## [DATA SUPPLIED]
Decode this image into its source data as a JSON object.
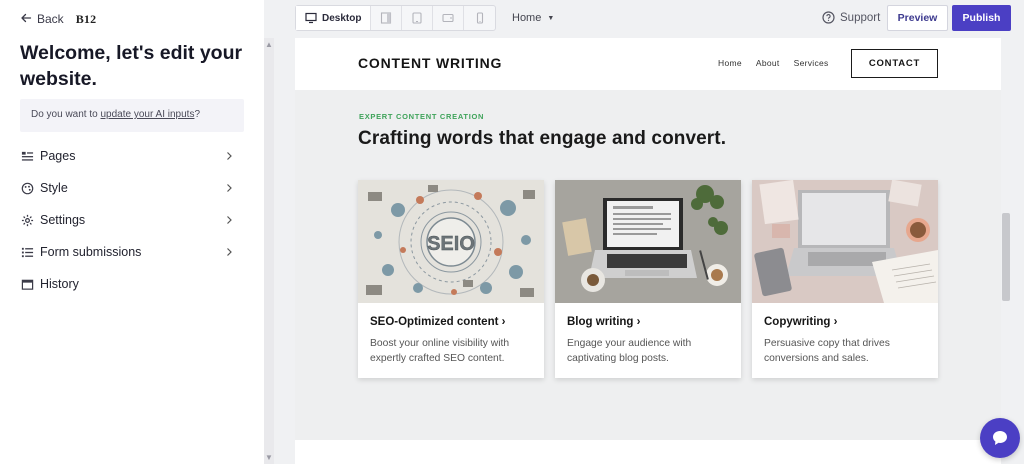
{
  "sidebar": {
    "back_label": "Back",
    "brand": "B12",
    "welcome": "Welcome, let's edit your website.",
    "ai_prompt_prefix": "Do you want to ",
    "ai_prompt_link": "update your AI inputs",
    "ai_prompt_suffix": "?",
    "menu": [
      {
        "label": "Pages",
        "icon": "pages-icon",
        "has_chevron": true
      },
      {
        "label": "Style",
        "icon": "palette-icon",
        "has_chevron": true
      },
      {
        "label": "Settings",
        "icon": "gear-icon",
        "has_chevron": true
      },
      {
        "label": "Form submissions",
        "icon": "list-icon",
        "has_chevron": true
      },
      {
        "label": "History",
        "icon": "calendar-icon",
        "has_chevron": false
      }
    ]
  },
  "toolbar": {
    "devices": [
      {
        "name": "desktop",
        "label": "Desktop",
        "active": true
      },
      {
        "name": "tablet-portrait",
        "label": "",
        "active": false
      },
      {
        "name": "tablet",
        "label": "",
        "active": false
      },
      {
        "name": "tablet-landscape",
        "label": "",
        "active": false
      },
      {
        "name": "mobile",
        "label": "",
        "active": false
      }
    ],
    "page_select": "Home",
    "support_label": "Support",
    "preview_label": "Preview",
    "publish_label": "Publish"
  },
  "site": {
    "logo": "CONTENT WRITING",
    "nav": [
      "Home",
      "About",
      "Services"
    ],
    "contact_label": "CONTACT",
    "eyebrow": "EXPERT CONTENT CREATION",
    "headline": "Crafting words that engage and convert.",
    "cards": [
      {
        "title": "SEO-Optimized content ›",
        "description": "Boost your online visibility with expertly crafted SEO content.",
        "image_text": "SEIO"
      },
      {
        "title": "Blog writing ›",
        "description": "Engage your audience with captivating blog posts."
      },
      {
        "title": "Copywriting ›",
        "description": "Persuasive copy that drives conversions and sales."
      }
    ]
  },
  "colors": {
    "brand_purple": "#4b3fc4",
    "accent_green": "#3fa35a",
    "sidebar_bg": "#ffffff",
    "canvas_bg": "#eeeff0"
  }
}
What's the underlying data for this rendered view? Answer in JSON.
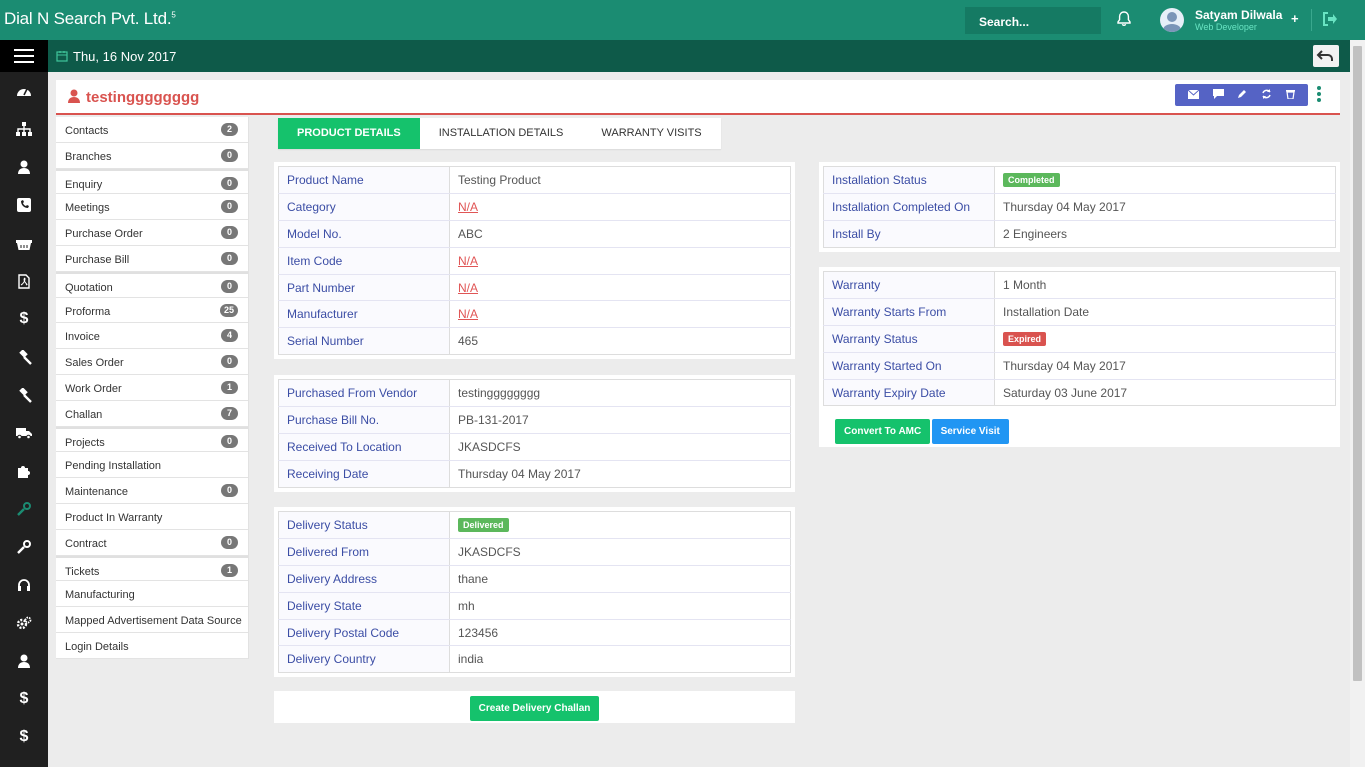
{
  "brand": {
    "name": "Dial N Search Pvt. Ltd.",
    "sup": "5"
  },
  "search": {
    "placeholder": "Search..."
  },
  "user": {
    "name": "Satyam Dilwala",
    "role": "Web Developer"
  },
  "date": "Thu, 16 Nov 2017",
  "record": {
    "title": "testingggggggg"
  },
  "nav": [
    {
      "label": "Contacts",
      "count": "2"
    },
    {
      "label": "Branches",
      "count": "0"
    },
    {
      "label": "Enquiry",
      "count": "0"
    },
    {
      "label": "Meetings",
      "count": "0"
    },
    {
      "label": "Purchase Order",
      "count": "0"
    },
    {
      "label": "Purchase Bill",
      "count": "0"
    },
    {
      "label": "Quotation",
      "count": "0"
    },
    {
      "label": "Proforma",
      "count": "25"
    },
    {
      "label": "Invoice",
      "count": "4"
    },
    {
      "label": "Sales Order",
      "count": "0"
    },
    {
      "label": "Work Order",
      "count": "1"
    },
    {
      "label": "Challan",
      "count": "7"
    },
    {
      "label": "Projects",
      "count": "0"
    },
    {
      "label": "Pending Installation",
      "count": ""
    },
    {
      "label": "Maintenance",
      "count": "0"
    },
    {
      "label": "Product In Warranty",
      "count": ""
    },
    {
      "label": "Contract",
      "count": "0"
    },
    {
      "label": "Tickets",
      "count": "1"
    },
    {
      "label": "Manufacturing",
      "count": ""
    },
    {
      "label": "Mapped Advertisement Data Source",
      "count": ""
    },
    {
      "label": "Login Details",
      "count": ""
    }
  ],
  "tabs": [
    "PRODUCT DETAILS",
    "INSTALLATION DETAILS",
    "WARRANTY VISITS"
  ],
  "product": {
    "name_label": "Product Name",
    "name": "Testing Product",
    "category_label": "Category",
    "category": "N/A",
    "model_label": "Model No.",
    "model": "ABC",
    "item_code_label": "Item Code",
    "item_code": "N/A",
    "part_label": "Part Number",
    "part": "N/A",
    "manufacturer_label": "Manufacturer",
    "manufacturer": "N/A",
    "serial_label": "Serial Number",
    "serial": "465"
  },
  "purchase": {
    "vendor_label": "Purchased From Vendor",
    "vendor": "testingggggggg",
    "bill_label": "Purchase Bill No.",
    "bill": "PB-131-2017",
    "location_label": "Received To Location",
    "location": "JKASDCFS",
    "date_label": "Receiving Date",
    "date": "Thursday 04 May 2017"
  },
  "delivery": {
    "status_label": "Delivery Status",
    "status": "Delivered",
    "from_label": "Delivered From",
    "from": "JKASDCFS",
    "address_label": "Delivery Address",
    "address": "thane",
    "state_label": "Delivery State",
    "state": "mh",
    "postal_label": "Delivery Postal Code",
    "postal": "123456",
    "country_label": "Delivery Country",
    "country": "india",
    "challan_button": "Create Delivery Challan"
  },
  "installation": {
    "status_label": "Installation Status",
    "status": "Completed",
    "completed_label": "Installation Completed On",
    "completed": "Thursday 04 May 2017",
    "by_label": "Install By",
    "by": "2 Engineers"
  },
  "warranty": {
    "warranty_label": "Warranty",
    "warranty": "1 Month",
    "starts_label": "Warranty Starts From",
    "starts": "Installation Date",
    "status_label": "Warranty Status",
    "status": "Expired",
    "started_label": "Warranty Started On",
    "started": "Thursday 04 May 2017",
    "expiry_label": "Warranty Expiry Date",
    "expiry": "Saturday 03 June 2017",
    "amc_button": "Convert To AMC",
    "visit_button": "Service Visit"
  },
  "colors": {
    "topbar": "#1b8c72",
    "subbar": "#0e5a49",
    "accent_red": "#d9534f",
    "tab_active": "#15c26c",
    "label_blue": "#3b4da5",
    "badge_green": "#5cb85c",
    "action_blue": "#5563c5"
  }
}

## [TASK PROMPT]
Copy every record above exactly as written, but leave out the pictures.

## [RESULT OF THE TASK]
Decode this image into its source data as a JSON object.
{
  "sidebar": {
    "back_label": "Back",
    "brand": "B12",
    "welcome": "Welcome, let's edit your website.",
    "ai_prompt_prefix": "Do you want to ",
    "ai_prompt_link": "update your AI inputs",
    "ai_prompt_suffix": "?",
    "menu": [
      {
        "label": "Pages",
        "icon": "pages-icon",
        "has_chevron": true
      },
      {
        "label": "Style",
        "icon": "palette-icon",
        "has_chevron": true
      },
      {
        "label": "Settings",
        "icon": "gear-icon",
        "has_chevron": true
      },
      {
        "label": "Form submissions",
        "icon": "list-icon",
        "has_chevron": true
      },
      {
        "label": "History",
        "icon": "calendar-icon",
        "has_chevron": false
      }
    ]
  },
  "toolbar": {
    "devices": [
      {
        "name": "desktop",
        "label": "Desktop",
        "active": true
      },
      {
        "name": "tablet-portrait",
        "label": "",
        "active": false
      },
      {
        "name": "tablet",
        "label": "",
        "active": false
      },
      {
        "name": "tablet-landscape",
        "label": "",
        "active": false
      },
      {
        "name": "mobile",
        "label": "",
        "active": false
      }
    ],
    "page_select": "Home",
    "support_label": "Support",
    "preview_label": "Preview",
    "publish_label": "Publish"
  },
  "site": {
    "logo": "CONTENT WRITING",
    "nav": [
      "Home",
      "About",
      "Services"
    ],
    "contact_label": "CONTACT",
    "eyebrow": "EXPERT CONTENT CREATION",
    "headline": "Crafting words that engage and convert.",
    "cards": [
      {
        "title": "SEO-Optimized content ›",
        "description": "Boost your online visibility with expertly crafted SEO content.",
        "image_text": "SEIO"
      },
      {
        "title": "Blog writing ›",
        "description": "Engage your audience with captivating blog posts."
      },
      {
        "title": "Copywriting ›",
        "description": "Persuasive copy that drives conversions and sales."
      }
    ]
  },
  "colors": {
    "brand_purple": "#4b3fc4",
    "accent_green": "#3fa35a",
    "sidebar_bg": "#ffffff",
    "canvas_bg": "#eeeff0"
  }
}
What's the underlying data for this rendered view? Answer in JSON.
{
  "brand": {
    "name": "Dial N Search Pvt. Ltd.",
    "sup": "5"
  },
  "search": {
    "placeholder": "Search..."
  },
  "user": {
    "name": "Satyam Dilwala",
    "role": "Web Developer"
  },
  "date": "Thu, 16 Nov 2017",
  "record": {
    "title": "testingggggggg"
  },
  "nav": [
    {
      "label": "Contacts",
      "count": "2"
    },
    {
      "label": "Branches",
      "count": "0"
    },
    {
      "label": "Enquiry",
      "count": "0"
    },
    {
      "label": "Meetings",
      "count": "0"
    },
    {
      "label": "Purchase Order",
      "count": "0"
    },
    {
      "label": "Purchase Bill",
      "count": "0"
    },
    {
      "label": "Quotation",
      "count": "0"
    },
    {
      "label": "Proforma",
      "count": "25"
    },
    {
      "label": "Invoice",
      "count": "4"
    },
    {
      "label": "Sales Order",
      "count": "0"
    },
    {
      "label": "Work Order",
      "count": "1"
    },
    {
      "label": "Challan",
      "count": "7"
    },
    {
      "label": "Projects",
      "count": "0"
    },
    {
      "label": "Pending Installation",
      "count": ""
    },
    {
      "label": "Maintenance",
      "count": "0"
    },
    {
      "label": "Product In Warranty",
      "count": ""
    },
    {
      "label": "Contract",
      "count": "0"
    },
    {
      "label": "Tickets",
      "count": "1"
    },
    {
      "label": "Manufacturing",
      "count": ""
    },
    {
      "label": "Mapped Advertisement Data Source",
      "count": ""
    },
    {
      "label": "Login Details",
      "count": ""
    }
  ],
  "tabs": [
    "PRODUCT DETAILS",
    "INSTALLATION DETAILS",
    "WARRANTY VISITS"
  ],
  "product": {
    "name_label": "Product Name",
    "name": "Testing Product",
    "category_label": "Category",
    "category": "N/A",
    "model_label": "Model No.",
    "model": "ABC",
    "item_code_label": "Item Code",
    "item_code": "N/A",
    "part_label": "Part Number",
    "part": "N/A",
    "manufacturer_label": "Manufacturer",
    "manufacturer": "N/A",
    "serial_label": "Serial Number",
    "serial": "465"
  },
  "purchase": {
    "vendor_label": "Purchased From Vendor",
    "vendor": "testingggggggg",
    "bill_label": "Purchase Bill No.",
    "bill": "PB-131-2017",
    "location_label": "Received To Location",
    "location": "JKASDCFS",
    "date_label": "Receiving Date",
    "date": "Thursday 04 May 2017"
  },
  "delivery": {
    "status_label": "Delivery Status",
    "status": "Delivered",
    "from_label": "Delivered From",
    "from": "JKASDCFS",
    "address_label": "Delivery Address",
    "address": "thane",
    "state_label": "Delivery State",
    "state": "mh",
    "postal_label": "Delivery Postal Code",
    "postal": "123456",
    "country_label": "Delivery Country",
    "country": "india",
    "challan_button": "Create Delivery Challan"
  },
  "installation": {
    "status_label": "Installation Status",
    "status": "Completed",
    "completed_label": "Installation Completed On",
    "completed": "Thursday 04 May 2017",
    "by_label": "Install By",
    "by": "2 Engineers"
  },
  "warranty": {
    "warranty_label": "Warranty",
    "warranty": "1 Month",
    "starts_label": "Warranty Starts From",
    "starts": "Installation Date",
    "status_label": "Warranty Status",
    "status": "Expired",
    "started_label": "Warranty Started On",
    "started": "Thursday 04 May 2017",
    "expiry_label": "Warranty Expiry Date",
    "expiry": "Saturday 03 June 2017",
    "amc_button": "Convert To AMC",
    "visit_button": "Service Visit"
  },
  "colors": {
    "topbar": "#1b8c72",
    "subbar": "#0e5a49",
    "accent_red": "#d9534f",
    "tab_active": "#15c26c",
    "label_blue": "#3b4da5",
    "badge_green": "#5cb85c",
    "action_blue": "#5563c5"
  }
}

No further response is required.